[What you should do]: What lines of the data include the string "一个数除以"? Copy them all.

[Supplied information]:

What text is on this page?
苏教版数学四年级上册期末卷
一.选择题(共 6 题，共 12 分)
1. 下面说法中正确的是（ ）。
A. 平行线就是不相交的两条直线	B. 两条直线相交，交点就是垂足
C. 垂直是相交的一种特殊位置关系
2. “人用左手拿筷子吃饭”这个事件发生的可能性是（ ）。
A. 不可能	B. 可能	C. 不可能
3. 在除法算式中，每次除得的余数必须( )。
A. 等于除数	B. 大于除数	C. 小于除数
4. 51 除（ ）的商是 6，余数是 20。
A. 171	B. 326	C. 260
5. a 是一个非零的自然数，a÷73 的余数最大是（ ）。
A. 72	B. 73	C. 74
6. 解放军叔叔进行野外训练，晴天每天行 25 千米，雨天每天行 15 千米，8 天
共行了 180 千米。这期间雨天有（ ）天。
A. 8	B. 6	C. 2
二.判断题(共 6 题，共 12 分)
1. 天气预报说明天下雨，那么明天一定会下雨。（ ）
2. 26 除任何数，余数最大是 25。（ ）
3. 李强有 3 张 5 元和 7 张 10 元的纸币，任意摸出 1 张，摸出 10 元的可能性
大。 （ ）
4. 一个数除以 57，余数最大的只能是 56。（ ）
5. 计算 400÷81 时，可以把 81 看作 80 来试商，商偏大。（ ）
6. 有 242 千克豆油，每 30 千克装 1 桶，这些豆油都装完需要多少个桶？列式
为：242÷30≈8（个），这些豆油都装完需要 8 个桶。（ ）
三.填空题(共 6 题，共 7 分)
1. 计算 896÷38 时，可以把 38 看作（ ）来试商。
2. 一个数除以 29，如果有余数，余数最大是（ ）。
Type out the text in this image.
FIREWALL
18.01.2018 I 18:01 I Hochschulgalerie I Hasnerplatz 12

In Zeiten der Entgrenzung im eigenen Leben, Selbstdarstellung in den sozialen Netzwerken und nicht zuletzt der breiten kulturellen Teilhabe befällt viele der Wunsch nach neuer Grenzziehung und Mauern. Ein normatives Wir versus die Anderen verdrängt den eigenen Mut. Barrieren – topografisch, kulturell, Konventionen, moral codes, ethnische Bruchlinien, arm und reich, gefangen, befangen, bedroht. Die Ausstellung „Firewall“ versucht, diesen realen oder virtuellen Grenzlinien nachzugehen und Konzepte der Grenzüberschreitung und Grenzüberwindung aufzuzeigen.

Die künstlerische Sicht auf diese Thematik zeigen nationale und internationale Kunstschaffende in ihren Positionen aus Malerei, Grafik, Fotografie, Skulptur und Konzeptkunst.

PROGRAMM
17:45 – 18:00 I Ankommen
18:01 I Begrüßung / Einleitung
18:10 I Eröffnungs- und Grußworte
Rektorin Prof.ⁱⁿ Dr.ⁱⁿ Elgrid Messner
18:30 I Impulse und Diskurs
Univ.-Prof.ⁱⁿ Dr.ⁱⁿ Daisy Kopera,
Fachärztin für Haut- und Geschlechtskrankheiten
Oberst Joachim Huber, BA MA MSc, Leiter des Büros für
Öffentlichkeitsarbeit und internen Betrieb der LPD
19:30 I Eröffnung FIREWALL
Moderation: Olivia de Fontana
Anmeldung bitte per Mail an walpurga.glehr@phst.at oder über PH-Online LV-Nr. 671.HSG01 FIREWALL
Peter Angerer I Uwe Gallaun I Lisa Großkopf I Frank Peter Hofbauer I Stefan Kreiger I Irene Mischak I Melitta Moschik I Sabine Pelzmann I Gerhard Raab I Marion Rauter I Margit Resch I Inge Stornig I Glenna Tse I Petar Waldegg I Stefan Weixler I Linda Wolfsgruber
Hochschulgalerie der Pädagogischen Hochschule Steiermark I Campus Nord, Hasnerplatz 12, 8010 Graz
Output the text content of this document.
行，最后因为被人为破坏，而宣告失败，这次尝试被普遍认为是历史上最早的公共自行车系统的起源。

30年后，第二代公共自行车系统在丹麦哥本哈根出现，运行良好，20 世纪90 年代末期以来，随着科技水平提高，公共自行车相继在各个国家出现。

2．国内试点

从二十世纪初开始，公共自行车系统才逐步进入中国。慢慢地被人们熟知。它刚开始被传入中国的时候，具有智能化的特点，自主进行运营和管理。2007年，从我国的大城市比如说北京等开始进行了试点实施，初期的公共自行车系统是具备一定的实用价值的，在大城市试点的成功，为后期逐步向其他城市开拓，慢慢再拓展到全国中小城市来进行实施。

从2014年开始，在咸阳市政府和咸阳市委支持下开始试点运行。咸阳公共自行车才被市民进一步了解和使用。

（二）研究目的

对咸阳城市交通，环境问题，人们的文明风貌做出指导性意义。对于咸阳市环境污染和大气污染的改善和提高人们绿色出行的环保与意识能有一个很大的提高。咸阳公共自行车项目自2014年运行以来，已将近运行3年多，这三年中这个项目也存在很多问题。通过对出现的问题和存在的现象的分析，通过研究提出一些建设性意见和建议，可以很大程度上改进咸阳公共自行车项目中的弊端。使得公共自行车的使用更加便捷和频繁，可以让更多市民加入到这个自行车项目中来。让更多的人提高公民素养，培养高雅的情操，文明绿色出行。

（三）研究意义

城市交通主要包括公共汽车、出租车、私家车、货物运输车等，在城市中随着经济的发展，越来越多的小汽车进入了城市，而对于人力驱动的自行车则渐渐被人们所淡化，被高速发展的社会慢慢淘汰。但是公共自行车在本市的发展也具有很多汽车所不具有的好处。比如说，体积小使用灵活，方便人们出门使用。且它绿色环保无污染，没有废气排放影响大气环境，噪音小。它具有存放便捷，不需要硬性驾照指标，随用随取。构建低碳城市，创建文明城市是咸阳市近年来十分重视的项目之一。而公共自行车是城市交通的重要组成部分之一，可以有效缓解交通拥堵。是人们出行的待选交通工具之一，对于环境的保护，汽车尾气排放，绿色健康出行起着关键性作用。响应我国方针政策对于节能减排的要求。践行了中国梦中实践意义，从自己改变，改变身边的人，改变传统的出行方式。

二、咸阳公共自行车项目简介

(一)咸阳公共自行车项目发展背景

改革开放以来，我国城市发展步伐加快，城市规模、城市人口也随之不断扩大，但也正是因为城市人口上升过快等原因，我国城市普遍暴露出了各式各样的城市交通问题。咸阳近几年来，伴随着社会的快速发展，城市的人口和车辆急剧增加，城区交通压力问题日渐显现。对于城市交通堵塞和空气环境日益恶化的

[Solution to the exercise]:
4. 一个数除以 57，余数最大的只能是 56。（ ）
2. 一个数除以 29，如果有余数，余数最大是（ ）。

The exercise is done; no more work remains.